TASK TO COMPLETE — Repeat all of the data precisely.

☆ ☆ ☆ ☆

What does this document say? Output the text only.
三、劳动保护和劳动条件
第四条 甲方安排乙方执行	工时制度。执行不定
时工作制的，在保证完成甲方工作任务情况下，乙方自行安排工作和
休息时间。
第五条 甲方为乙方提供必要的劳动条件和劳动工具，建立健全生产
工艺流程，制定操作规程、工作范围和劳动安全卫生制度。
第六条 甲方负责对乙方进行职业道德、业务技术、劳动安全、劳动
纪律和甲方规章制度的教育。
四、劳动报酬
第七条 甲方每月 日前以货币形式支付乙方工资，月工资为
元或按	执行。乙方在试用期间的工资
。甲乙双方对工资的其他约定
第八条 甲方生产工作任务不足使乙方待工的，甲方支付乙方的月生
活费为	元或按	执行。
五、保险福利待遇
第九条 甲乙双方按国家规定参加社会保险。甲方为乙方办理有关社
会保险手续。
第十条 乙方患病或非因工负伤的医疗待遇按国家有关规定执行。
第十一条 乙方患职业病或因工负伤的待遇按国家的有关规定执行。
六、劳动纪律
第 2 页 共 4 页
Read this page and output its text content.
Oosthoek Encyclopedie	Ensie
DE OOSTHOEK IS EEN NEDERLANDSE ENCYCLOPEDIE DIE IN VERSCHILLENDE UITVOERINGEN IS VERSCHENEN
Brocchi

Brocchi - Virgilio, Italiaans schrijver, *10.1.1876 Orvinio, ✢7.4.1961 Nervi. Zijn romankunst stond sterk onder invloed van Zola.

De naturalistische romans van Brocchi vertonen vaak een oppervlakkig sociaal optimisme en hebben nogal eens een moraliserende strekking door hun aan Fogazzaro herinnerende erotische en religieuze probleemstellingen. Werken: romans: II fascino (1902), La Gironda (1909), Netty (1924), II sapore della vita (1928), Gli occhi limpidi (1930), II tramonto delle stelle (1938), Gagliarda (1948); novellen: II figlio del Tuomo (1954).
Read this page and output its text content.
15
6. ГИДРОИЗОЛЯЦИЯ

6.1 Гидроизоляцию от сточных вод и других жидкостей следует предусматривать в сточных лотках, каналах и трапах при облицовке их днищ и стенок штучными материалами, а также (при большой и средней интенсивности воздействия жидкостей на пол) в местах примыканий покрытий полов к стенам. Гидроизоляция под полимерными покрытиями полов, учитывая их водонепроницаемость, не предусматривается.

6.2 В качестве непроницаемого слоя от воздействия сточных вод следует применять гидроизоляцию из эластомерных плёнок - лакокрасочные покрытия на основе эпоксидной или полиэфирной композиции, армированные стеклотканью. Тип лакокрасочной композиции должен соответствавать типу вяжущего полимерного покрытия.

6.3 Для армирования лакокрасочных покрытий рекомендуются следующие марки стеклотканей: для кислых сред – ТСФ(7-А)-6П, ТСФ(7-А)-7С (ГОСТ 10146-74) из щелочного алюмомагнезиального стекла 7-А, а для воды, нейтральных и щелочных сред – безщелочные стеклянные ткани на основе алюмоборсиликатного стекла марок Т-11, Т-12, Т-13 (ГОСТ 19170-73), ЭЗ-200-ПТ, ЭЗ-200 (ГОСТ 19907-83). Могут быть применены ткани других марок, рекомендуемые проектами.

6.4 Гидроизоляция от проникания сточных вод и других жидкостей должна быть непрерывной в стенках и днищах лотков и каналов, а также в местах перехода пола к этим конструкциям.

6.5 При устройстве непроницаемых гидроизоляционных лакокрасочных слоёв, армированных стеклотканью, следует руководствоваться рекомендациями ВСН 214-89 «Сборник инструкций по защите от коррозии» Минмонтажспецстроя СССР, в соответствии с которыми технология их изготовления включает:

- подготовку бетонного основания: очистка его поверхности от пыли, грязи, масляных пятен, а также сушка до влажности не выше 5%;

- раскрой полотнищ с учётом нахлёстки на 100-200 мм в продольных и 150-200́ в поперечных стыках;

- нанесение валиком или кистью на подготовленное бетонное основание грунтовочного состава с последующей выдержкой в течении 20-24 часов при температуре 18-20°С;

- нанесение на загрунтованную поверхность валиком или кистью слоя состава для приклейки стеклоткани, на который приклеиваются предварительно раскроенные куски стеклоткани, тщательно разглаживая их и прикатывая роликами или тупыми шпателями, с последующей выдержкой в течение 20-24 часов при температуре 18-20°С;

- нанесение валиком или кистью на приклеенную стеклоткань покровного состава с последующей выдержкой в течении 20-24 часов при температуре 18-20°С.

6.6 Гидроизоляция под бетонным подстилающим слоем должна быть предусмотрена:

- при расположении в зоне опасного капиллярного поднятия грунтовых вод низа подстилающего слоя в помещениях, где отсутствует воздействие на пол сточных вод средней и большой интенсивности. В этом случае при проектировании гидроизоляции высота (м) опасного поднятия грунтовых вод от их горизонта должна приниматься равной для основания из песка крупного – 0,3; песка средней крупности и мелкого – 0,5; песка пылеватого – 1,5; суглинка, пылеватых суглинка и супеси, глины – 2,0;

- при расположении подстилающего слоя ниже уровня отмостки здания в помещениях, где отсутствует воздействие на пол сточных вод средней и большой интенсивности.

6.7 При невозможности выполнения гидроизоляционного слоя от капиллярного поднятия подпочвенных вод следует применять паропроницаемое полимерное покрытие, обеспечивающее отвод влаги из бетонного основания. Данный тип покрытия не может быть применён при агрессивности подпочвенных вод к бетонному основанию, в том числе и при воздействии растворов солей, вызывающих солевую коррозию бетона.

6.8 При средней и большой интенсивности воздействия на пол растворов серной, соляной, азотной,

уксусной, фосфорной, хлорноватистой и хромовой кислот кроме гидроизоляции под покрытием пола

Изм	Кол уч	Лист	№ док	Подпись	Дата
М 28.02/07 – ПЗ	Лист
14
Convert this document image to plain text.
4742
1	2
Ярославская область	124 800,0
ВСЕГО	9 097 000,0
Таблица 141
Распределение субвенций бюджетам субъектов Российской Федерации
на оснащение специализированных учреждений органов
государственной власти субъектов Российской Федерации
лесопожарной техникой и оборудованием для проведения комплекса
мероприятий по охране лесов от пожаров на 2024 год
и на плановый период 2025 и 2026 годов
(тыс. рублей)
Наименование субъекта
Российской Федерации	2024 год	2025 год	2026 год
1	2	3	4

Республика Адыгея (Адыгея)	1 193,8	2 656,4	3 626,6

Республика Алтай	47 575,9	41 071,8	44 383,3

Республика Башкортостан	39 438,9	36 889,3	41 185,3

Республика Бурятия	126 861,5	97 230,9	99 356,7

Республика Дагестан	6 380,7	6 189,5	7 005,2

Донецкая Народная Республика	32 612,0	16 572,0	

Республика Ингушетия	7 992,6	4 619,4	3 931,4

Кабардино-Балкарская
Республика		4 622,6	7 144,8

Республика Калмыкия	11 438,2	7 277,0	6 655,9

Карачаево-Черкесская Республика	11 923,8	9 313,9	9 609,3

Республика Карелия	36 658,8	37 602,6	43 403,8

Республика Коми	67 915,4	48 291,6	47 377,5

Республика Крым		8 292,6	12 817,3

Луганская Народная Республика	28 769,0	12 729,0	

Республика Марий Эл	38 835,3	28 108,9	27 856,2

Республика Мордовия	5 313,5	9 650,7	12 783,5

☆ ☆ ☆ ☆

RESULT BELOW —
What does this document say? Output the text only.
三、劳动保护和劳动条件
第四条 甲方安排乙方执行	工时制度。执行不定
时工作制的，在保证完成甲方工作任务情况下，乙方自行安排工作和
休息时间。
第五条 甲方为乙方提供必要的劳动条件和劳动工具，建立健全生产
工艺流程，制定操作规程、工作范围和劳动安全卫生制度。
第六条 甲方负责对乙方进行职业道德、业务技术、劳动安全、劳动
纪律和甲方规章制度的教育。
四、劳动报酬
第七条 甲方每月 日前以货币形式支付乙方工资，月工资为
元或按	执行。乙方在试用期间的工资
。甲乙双方对工资的其他约定
第八条 甲方生产工作任务不足使乙方待工的，甲方支付乙方的月生
活费为	元或按	执行。
五、保险福利待遇
第九条 甲乙双方按国家规定参加社会保险。甲方为乙方办理有关社
会保险手续。
第十条 乙方患病或非因工负伤的医疗待遇按国家有关规定执行。
第十一条 乙方患职业病或因工负伤的待遇按国家的有关规定执行。
六、劳动纪律
第 2 页 共 4 页
Read this page and output its text content.
Oosthoek Encyclopedie	Ensie
DE OOSTHOEK IS EEN NEDERLANDSE ENCYCLOPEDIE DIE IN VERSCHILLENDE UITVOERINGEN IS VERSCHENEN
Brocchi

Brocchi - Virgilio, Italiaans schrijver, *10.1.1876 Orvinio, ✢7.4.1961 Nervi. Zijn romankunst stond sterk onder invloed van Zola.

De naturalistische romans van Brocchi vertonen vaak een oppervlakkig sociaal optimisme en hebben nogal eens een moraliserende strekking door hun aan Fogazzaro herinnerende erotische en religieuze probleemstellingen. Werken: romans: II fascino (1902), La Gironda (1909), Netty (1924), II sapore della vita (1928), Gli occhi limpidi (1930), II tramonto delle stelle (1938), Gagliarda (1948); novellen: II figlio del Tuomo (1954).
Read this page and output its text content.
15
6. ГИДРОИЗОЛЯЦИЯ

6.1 Гидроизоляцию от сточных вод и других жидкостей следует предусматривать в сточных лотках, каналах и трапах при облицовке их днищ и стенок штучными материалами, а также (при большой и средней интенсивности воздействия жидкостей на пол) в местах примыканий покрытий полов к стенам. Гидроизоляция под полимерными покрытиями полов, учитывая их водонепроницаемость, не предусматривается.

6.2 В качестве непроницаемого слоя от воздействия сточных вод следует применять гидроизоляцию из эластомерных плёнок - лакокрасочные покрытия на основе эпоксидной или полиэфирной композиции, армированные стеклотканью. Тип лакокрасочной композиции должен соответствавать типу вяжущего полимерного покрытия.

6.3 Для армирования лакокрасочных покрытий рекомендуются следующие марки стеклотканей: для кислых сред – ТСФ(7-А)-6П, ТСФ(7-А)-7С (ГОСТ 10146-74) из щелочного алюмомагнезиального стекла 7-А, а для воды, нейтральных и щелочных сред – безщелочные стеклянные ткани на основе алюмоборсиликатного стекла марок Т-11, Т-12, Т-13 (ГОСТ 19170-73), ЭЗ-200-ПТ, ЭЗ-200 (ГОСТ 19907-83). Могут быть применены ткани других марок, рекомендуемые проектами.

6.4 Гидроизоляция от проникания сточных вод и других жидкостей должна быть непрерывной в стенках и днищах лотков и каналов, а также в местах перехода пола к этим конструкциям.

6.5 При устройстве непроницаемых гидроизоляционных лакокрасочных слоёв, армированных стеклотканью, следует руководствоваться рекомендациями ВСН 214-89 «Сборник инструкций по защите от коррозии» Минмонтажспецстроя СССР, в соответствии с которыми технология их изготовления включает:

- подготовку бетонного основания: очистка его поверхности от пыли, грязи, масляных пятен, а также сушка до влажности не выше 5%;

- раскрой полотнищ с учётом нахлёстки на 100-200 мм в продольных и 150-200́ в поперечных стыках;

- нанесение валиком или кистью на подготовленное бетонное основание грунтовочного состава с последующей выдержкой в течении 20-24 часов при температуре 18-20°С;

- нанесение на загрунтованную поверхность валиком или кистью слоя состава для приклейки стеклоткани, на который приклеиваются предварительно раскроенные куски стеклоткани, тщательно разглаживая их и прикатывая роликами или тупыми шпателями, с последующей выдержкой в течение 20-24 часов при температуре 18-20°С;

- нанесение валиком или кистью на приклеенную стеклоткань покровного состава с последующей выдержкой в течении 20-24 часов при температуре 18-20°С.

6.6 Гидроизоляция под бетонным подстилающим слоем должна быть предусмотрена:

- при расположении в зоне опасного капиллярного поднятия грунтовых вод низа подстилающего слоя в помещениях, где отсутствует воздействие на пол сточных вод средней и большой интенсивности. В этом случае при проектировании гидроизоляции высота (м) опасного поднятия грунтовых вод от их горизонта должна приниматься равной для основания из песка крупного – 0,3; песка средней крупности и мелкого – 0,5; песка пылеватого – 1,5; суглинка, пылеватых суглинка и супеси, глины – 2,0;

- при расположении подстилающего слоя ниже уровня отмостки здания в помещениях, где отсутствует воздействие на пол сточных вод средней и большой интенсивности.

6.7 При невозможности выполнения гидроизоляционного слоя от капиллярного поднятия подпочвенных вод следует применять паропроницаемое полимерное покрытие, обеспечивающее отвод влаги из бетонного основания. Данный тип покрытия не может быть применён при агрессивности подпочвенных вод к бетонному основанию, в том числе и при воздействии растворов солей, вызывающих солевую коррозию бетона.

6.8 При средней и большой интенсивности воздействия на пол растворов серной, соляной, азотной,

уксусной, фосфорной, хлорноватистой и хромовой кислот кроме гидроизоляции под покрытием пола

Изм	Кол уч	Лист	№ док	Подпись	Дата
М 28.02/07 – ПЗ	Лист
14
Convert this document image to plain text.
4742
1	2
Ярославская область	124 800,0
ВСЕГО	9 097 000,0
Таблица 141
Распределение субвенций бюджетам субъектов Российской Федерации
на оснащение специализированных учреждений органов
государственной власти субъектов Российской Федерации
лесопожарной техникой и оборудованием для проведения комплекса
мероприятий по охране лесов от пожаров на 2024 год
и на плановый период 2025 и 2026 годов
(тыс. рублей)
Наименование субъекта
Российской Федерации	2024 год	2025 год	2026 год
1	2	3	4

Республика Адыгея (Адыгея)	1 193,8	2 656,4	3 626,6

Республика Алтай	47 575,9	41 071,8	44 383,3

Республика Башкортостан	39 438,9	36 889,3	41 185,3

Республика Бурятия	126 861,5	97 230,9	99 356,7

Республика Дагестан	6 380,7	6 189,5	7 005,2

Донецкая Народная Республика	32 612,0	16 572,0	

Республика Ингушетия	7 992,6	4 619,4	3 931,4

Кабардино-Балкарская
Республика		4 622,6	7 144,8

Республика Калмыкия	11 438,2	7 277,0	6 655,9

Карачаево-Черкесская Республика	11 923,8	9 313,9	9 609,3

Республика Карелия	36 658,8	37 602,6	43 403,8

Республика Коми	67 915,4	48 291,6	47 377,5

Республика Крым		8 292,6	12 817,3

Луганская Народная Республика	28 769,0	12 729,0	

Республика Марий Эл	38 835,3	28 108,9	27 856,2

Республика Мордовия	5 313,5	9 650,7	12 783,5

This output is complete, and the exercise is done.